Exclude images, then output the remaining data verbatim.

======== Information given

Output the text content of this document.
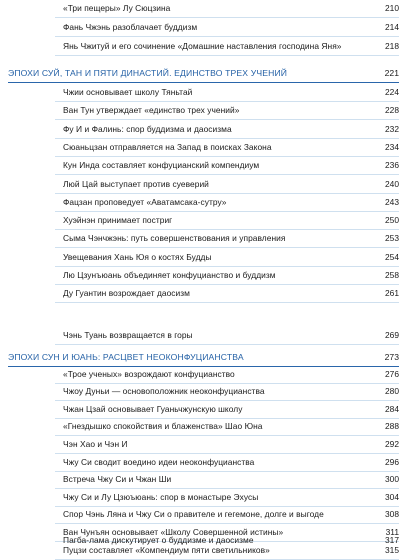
«Три пещеры» Лу Сюцзина	210
Фань Чжэнь разоблачает буддизм	214
Янь Чжитуй и его сочинение «Домашние наставления господина Яня»	218
ЭПОХИ СУЙ, ТАН И ПЯТИ ДИНАСТИЙ. ЕДИНСТВО ТРЕХ УЧЕНИЙ	221
Чжии основывает школу Тяньтай	224
Ван Тун утверждает «единство трех учений»	228
Фу И и Фалинь: спор буддизма и даосизма	232
Сюаньцзан отправляется на Запад в поисках Закона	234
Кун Инда составляет конфуцианский компендиум	236
Люй Цай выступает против суеверий	240
Фацзан проповедует «Аватамсака-сутру»	243
Хуэйнэн принимает постриг	250
Сыма Чэнчжэнь: путь совершенствования и управления	253
Увещевания Хань Юя о костях Будды	254
Лю Цзунъюань объединяет конфуцианство и буддизм	258
Ду Гуантин возрождает даосизм	261
Чэнь Туань возвращается в горы	269
ЭПОХИ СУН И ЮАНЬ: РАСЦВЕТ НЕОКОНФУЦИАНСТВА	273
«Трое ученых» возрождают конфуцианство	276
Чжоу Дуньи — основоположник неоконфуцианства	280
Чжан Цзай основывает Гуаньчжунскую школу	284
«Гнездышко спокойствия и блаженства» Шао Юна	288
Чэн Хао и Чэн И	292
Чжу Си сводит воедино идеи неоконфуцианства	296
Встреча Чжу Си и Чжан Ши	300
Чжу Си и Лу Цзюъюань: спор в монастыре Эхусы	304
Спор Чэнь Ляна и Чжу Си о правителе и гегемоне, долге и выгоде	308
Ван Чунъян основывает «Школу Совершенной истины»	311
Пуцзи составляет «Компендиум пяти светильников»	315
Пагба-лама дискутирует о буддизме и даосизме	317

================

#### [Result of the exercise]
Output the text content of this document.
«Три пещеры» Лу Сюцзина	210
Фань Чжэнь разоблачает буддизм	214
Янь Чжитуй и его сочинение «Домашние наставления господина Яня»	218
ЭПОХИ СУЙ, ТАН И ПЯТИ ДИНАСТИЙ. ЕДИНСТВО ТРЕХ УЧЕНИЙ	221
Чжии основывает школу Тяньтай	224
Ван Тун утверждает «единство трех учений»	228
Фу И и Фалинь: спор буддизма и даосизма	232
Сюаньцзан отправляется на Запад в поисках Закона	234
Кун Инда составляет конфуцианский компендиум	236
Люй Цай выступает против суеверий	240
Фацзан проповедует «Аватамсака-сутру»	243
Хуэйнэн принимает постриг	250
Сыма Чэнчжэнь: путь совершенствования и управления	253
Увещевания Хань Юя о костях Будды	254
Лю Цзунъюань объединяет конфуцианство и буддизм	258
Ду Гуантин возрождает даосизм	261
Чэнь Туань возвращается в горы	269
ЭПОХИ СУН И ЮАНЬ: РАСЦВЕТ НЕОКОНФУЦИАНСТВА	273
«Трое ученых» возрождают конфуцианство	276
Чжоу Дуньи — основоположник неоконфуцианства	280
Чжан Цзай основывает Гуаньчжунскую школу	284
«Гнездышко спокойствия и блаженства» Шао Юна	288
Чэн Хао и Чэн И	292
Чжу Си сводит воедино идеи неоконфуцианства	296
Встреча Чжу Си и Чжан Ши	300
Чжу Си и Лу Цзюъюань: спор в монастыре Эхусы	304
Спор Чэнь Ляна и Чжу Си о правителе и гегемоне, долге и выгоде	308
Ван Чунъян основывает «Школу Совершенной истины»	311
Пуцзи составляет «Компендиум пяти светильников»	315
Пагба-лама дискутирует о буддизме и даосизме	317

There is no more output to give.